++++ Quoted passage ++++
Wednesday 27 January 2010

Tourist in the UK

I went to London on Monday to get my visa processed. All went well and they are due to send it back to me by Tuesday of next week!
This did leave me with a whole day, armed with a Tube-pass, in London. I decided to take a wonder and enjoy the novelty of being out of Hampshire, and of being a stranger.
I hopped the train to Embankment and found a coffee shop somewhere just off of Strand, I felt distinctly wanker-ish reading my book whilst having a huge cup of coffee, I'm used to doing these things with other people.
There is, however, something freakishly liberating about being in a big city by oneself and having no agenda. I was flanked on every side by suits, students, tourists and workers. Where did I fit in?
Metropolitian life is new to me, I'll have to get used to the crush in a short space of time!

Wednesday 20 January 2010

Contracts and angry white pyjamas.

My contract and Notice of Appointment arrived today, it perked me up when I saw the letter with the words 'Congratulations on becoming a successful EPIK teacher.' The last few days were much needed, but my mood has been practically subterranian and a physical reminder of what is to come in the next few weeks was a timely lift.
The Korean Embassy is thankfully a little closer than the Apostille office, so a trip to London will be hopefully a little less stressful. They should be able to review my documents and issue me a visa, unless they decide (and I assure you, with my luck, they will) to conduct a rarely-seen initiation involving a chicken and a length of bamboo that leaves me walking like John Wayne all the way back to the tube station.
I'm all for Korean culture, I've had my hand in a very Korean passtime for years: TaeKwonDo.
++++
> Exercise tasks
1: In the blog entries, why does the writer expect the coming trip to London to be less stressful? Answer in one to three sentences.
2: Write the next few sentences of the blog entries, picking up right after the line about TaeKwonDo.
The lines that follow are separate material and have nothing to do with the blog entries.
++++ Stored data ++++
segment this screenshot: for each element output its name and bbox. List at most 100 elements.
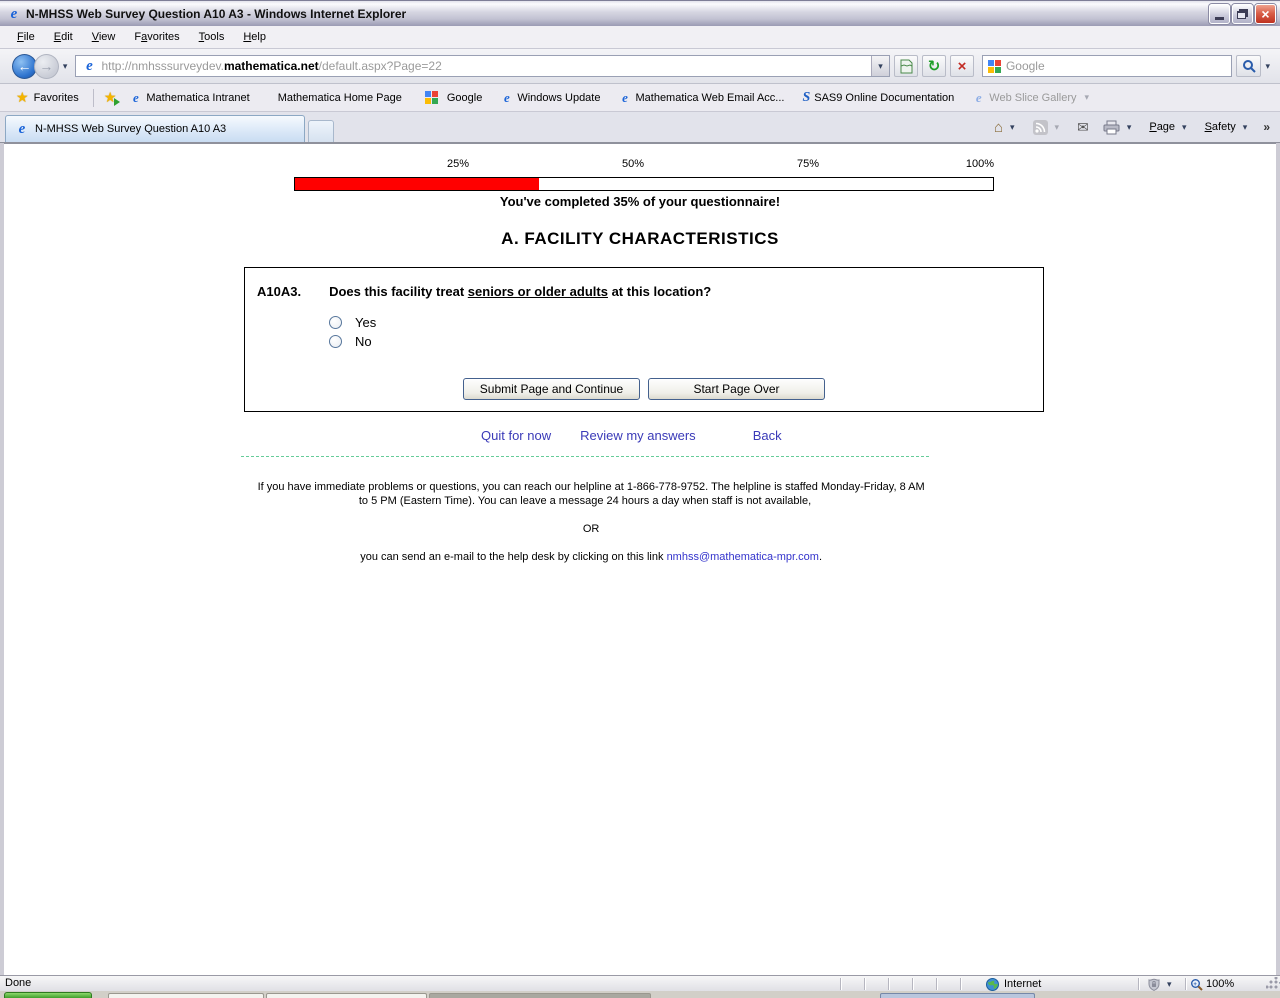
++++
> The responses
1: The Korean Embassy is a little closer than the Apostille office, so the writer hopes the trip will be a little less stressful.

2:
I could bore you lovely readers with technical intricacies and history of what has become a truly international Martial Art/Olympic Sport. I need all the readers I can get so I will stick to the interesting stuff, and my own experiences with it.
At eight years old, with a Dad who could already see I was hopeless at anything to do with coordination, I took my first class. It happened to be in the gymnasium of the school I later went on to attend, and if nothing else is certain then this next fact is: I was crap.
It wasnt that I couldnt follow instructions, though I couldnt. Or that I was very unfit, though I was. It was more to do with being a big bloody wuss.
Put it this way; in any activity where the principle aim is to exploit weaknesses in another person's body by using speed of thought and foot (and sometimes just downright scaring them) I was bowing to my opponent and then doing a very good impression of Forrest Gump the second the referee called 'Shizak!'
I had an instructor called Des, who if I'm honest, was probably one of the biggest (but not a patch on my Dad) influences on my life as I grew up. He was old-school, but he had a daughter a year younger than me and that reminded him to include the kids as much as possible too. He'd growl at you if you were being lazy, but would always reward hard-work and this self-discipine he instilled in his students was possibly what made me able to cope with the world at all.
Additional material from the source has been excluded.